**Task**
From the data that follows, copy every line holding the string "fonctions".
# # #
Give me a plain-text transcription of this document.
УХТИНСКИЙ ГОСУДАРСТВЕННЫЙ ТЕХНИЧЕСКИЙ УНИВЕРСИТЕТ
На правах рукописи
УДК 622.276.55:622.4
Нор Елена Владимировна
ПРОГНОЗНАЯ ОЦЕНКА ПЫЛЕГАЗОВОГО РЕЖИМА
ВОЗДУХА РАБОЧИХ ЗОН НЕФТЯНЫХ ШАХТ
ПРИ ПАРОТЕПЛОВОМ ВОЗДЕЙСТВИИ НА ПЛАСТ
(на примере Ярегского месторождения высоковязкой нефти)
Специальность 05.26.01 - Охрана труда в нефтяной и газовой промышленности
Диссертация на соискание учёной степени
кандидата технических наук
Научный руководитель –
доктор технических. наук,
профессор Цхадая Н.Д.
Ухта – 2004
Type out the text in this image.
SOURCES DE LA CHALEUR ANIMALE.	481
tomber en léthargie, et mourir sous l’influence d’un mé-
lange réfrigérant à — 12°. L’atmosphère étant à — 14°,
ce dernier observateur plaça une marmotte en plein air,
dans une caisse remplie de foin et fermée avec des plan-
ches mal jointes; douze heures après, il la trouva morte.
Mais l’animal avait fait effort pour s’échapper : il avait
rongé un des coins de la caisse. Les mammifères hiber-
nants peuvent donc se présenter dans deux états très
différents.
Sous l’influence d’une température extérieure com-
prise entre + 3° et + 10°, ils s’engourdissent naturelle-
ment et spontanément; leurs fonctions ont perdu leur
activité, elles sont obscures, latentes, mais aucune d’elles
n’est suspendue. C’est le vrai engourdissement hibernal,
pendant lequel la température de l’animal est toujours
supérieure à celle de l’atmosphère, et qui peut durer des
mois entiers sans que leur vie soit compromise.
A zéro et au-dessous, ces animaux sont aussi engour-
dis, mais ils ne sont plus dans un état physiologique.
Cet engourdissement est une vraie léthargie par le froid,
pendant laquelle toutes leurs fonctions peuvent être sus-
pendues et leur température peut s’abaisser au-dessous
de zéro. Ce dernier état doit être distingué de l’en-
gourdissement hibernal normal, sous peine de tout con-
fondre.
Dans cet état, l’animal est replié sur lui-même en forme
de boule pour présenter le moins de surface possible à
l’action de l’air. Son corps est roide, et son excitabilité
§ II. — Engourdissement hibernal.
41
# # #
**Completed exercise**
ment et spontanément; leurs fonctions ont perdu leur
pendant laquelle toutes leurs fonctions peuvent être sus-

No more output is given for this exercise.